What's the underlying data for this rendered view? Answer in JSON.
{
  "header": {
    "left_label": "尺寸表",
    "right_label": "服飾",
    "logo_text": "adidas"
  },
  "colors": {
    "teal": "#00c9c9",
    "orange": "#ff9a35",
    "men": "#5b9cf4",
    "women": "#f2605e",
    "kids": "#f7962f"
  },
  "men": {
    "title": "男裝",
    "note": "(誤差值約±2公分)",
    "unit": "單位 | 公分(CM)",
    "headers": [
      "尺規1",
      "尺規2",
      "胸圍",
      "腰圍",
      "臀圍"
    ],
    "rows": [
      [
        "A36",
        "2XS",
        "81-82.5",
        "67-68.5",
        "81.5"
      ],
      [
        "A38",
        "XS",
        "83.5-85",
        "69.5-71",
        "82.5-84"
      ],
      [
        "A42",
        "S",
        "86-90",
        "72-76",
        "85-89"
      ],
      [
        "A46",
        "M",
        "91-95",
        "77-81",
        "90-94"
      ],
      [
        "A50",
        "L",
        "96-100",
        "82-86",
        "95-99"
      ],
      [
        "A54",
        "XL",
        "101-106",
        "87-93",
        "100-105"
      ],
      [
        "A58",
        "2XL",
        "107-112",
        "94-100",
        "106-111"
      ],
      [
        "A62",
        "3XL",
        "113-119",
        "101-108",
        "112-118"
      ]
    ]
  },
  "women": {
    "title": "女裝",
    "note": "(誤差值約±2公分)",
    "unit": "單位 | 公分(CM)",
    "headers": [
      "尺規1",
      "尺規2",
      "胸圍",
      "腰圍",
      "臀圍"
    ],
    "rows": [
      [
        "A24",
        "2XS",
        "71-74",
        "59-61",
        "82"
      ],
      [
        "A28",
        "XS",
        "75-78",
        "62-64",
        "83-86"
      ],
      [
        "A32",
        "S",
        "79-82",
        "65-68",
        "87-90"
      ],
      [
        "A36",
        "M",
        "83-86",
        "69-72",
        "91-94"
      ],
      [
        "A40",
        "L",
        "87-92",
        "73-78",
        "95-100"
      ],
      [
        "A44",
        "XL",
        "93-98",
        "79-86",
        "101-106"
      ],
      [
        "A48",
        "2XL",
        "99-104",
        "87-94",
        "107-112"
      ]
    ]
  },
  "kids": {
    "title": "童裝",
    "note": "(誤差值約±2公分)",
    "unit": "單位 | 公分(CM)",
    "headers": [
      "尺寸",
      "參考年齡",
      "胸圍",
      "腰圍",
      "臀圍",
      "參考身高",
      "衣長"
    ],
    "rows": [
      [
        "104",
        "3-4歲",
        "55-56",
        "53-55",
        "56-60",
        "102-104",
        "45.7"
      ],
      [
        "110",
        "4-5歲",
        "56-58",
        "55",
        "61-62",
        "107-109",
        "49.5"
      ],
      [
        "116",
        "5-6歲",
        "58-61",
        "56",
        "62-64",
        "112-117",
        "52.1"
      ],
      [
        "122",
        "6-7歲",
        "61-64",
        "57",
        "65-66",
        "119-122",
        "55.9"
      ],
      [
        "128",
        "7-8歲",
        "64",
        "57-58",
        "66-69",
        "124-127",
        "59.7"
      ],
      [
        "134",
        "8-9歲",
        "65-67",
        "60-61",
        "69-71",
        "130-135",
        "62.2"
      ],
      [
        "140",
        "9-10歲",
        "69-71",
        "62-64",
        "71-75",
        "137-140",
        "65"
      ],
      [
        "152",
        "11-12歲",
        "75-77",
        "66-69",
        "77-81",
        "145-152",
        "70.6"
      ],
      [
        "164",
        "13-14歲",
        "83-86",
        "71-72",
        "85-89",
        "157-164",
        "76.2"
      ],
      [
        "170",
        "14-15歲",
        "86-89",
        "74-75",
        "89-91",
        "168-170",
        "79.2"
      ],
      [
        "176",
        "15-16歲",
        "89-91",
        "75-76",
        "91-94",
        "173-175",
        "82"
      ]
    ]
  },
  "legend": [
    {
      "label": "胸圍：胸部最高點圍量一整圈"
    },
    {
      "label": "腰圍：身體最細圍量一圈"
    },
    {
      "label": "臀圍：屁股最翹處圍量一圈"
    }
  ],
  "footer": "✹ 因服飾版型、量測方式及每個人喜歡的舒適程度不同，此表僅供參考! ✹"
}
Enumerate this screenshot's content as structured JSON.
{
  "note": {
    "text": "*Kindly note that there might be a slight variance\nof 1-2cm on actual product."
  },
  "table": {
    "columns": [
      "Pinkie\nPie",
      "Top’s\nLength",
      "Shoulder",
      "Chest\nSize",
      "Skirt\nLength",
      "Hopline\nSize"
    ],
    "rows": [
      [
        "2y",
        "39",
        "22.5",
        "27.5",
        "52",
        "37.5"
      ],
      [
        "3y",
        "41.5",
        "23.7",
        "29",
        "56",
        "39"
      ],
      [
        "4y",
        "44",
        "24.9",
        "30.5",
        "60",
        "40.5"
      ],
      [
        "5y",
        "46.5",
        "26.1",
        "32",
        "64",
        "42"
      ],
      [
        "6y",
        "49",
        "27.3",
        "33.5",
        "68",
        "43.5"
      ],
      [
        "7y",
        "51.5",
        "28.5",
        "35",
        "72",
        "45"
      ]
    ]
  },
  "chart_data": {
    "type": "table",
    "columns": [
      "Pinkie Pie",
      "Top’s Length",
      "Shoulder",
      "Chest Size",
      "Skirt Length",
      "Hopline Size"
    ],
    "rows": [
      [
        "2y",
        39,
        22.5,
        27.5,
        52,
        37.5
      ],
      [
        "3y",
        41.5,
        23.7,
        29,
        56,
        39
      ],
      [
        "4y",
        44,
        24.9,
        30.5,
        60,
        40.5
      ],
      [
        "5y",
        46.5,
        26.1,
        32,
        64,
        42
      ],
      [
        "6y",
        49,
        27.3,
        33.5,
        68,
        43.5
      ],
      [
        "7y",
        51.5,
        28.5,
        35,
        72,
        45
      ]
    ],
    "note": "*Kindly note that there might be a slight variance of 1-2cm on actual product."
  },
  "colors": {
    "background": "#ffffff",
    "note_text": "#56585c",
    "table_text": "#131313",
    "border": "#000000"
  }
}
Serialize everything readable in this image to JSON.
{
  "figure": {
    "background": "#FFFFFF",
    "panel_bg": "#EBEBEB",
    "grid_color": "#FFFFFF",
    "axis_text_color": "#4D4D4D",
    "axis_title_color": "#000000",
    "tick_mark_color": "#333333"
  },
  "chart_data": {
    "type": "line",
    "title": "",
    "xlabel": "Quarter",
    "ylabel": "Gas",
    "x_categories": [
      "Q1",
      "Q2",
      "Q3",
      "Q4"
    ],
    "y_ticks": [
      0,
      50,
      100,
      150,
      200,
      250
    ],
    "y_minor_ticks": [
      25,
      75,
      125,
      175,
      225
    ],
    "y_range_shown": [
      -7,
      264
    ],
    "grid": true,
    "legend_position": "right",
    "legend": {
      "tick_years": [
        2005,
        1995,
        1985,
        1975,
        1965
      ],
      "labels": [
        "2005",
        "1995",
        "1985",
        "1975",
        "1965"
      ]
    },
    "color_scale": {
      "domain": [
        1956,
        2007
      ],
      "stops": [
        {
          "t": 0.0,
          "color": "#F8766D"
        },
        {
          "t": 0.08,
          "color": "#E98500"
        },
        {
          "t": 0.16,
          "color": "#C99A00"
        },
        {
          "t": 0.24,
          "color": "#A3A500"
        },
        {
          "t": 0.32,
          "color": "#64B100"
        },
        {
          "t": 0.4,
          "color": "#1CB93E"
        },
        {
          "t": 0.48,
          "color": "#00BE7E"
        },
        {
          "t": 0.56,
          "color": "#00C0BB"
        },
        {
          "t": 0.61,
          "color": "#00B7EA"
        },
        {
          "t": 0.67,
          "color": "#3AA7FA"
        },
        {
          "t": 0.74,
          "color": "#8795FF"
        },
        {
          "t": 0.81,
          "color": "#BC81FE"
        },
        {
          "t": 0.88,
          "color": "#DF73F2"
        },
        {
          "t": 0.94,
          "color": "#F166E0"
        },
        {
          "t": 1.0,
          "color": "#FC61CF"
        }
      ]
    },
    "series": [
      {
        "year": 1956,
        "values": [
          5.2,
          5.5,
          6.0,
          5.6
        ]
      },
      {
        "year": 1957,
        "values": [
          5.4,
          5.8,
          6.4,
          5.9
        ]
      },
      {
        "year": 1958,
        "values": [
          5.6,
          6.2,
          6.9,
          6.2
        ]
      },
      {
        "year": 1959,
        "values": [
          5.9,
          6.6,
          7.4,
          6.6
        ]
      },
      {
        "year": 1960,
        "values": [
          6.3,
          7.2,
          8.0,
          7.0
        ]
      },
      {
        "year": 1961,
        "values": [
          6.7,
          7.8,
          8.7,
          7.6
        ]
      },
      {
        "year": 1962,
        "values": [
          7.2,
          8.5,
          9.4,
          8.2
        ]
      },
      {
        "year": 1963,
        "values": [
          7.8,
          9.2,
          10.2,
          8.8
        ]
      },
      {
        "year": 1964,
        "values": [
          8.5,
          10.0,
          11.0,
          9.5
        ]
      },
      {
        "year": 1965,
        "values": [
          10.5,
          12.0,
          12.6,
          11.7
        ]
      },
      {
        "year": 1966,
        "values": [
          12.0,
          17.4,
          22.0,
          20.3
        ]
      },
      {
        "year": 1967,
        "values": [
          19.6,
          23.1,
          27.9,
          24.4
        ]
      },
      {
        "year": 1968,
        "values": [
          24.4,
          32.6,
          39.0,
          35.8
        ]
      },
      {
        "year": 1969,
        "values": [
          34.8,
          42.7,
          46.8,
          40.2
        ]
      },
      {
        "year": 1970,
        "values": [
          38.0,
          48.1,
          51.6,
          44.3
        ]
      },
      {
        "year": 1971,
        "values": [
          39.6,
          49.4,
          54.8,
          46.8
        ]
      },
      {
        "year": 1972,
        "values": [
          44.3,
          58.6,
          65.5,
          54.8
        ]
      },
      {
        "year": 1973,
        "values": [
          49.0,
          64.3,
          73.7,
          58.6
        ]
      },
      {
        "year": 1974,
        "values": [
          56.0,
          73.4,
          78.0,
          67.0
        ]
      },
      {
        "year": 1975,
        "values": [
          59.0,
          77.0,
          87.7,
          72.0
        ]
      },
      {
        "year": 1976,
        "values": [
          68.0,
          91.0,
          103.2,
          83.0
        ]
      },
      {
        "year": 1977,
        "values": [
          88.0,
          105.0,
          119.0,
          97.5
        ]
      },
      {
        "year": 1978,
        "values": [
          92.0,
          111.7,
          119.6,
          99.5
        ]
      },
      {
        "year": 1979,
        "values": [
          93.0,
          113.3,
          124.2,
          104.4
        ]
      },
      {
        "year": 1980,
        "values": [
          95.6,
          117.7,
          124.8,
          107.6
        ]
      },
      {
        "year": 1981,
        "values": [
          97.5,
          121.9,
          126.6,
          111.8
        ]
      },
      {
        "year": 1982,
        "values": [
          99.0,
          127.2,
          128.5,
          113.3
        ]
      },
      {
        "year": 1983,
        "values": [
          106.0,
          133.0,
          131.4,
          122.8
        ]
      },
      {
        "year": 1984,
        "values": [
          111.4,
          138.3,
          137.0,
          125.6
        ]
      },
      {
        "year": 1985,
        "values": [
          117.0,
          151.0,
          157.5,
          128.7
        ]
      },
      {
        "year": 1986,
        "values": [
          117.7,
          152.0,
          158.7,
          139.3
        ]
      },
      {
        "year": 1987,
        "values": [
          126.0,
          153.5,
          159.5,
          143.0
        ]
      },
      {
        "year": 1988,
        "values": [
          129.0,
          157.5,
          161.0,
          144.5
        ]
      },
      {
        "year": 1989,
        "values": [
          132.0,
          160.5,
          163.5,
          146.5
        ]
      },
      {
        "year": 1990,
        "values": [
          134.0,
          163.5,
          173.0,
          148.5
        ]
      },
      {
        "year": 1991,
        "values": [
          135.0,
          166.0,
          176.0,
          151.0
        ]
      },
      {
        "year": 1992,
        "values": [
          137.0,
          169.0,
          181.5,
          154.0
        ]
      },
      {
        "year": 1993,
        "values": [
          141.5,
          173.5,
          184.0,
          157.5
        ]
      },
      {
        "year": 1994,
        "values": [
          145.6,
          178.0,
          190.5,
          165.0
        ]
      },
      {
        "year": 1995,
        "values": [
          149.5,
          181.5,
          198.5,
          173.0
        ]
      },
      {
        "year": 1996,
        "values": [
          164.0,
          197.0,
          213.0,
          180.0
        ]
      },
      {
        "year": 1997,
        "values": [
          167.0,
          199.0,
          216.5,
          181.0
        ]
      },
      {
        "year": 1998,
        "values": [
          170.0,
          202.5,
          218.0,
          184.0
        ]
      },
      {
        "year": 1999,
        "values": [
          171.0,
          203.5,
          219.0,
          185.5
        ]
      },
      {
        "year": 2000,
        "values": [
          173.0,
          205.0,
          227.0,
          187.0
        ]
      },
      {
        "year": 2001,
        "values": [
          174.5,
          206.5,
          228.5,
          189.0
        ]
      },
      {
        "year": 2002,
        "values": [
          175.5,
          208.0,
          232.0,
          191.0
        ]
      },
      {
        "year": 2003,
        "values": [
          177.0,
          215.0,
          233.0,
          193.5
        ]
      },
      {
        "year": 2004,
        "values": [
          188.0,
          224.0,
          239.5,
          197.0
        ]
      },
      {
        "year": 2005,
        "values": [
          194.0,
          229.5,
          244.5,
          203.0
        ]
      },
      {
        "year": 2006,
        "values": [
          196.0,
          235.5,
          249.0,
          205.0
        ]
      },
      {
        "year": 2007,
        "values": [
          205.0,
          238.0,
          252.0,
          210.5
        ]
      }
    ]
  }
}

^^^^^^^^^^^^^^^^

◆ Task prompt: From the entries above, copy each line holding "there".

◆ Problem solution:
    "text": "*Kindly note that there might be a slight variance\nof 1-2cm on actual product."
    "note": "*Kindly note that there might be a slight variance of 1-2cm on actual product."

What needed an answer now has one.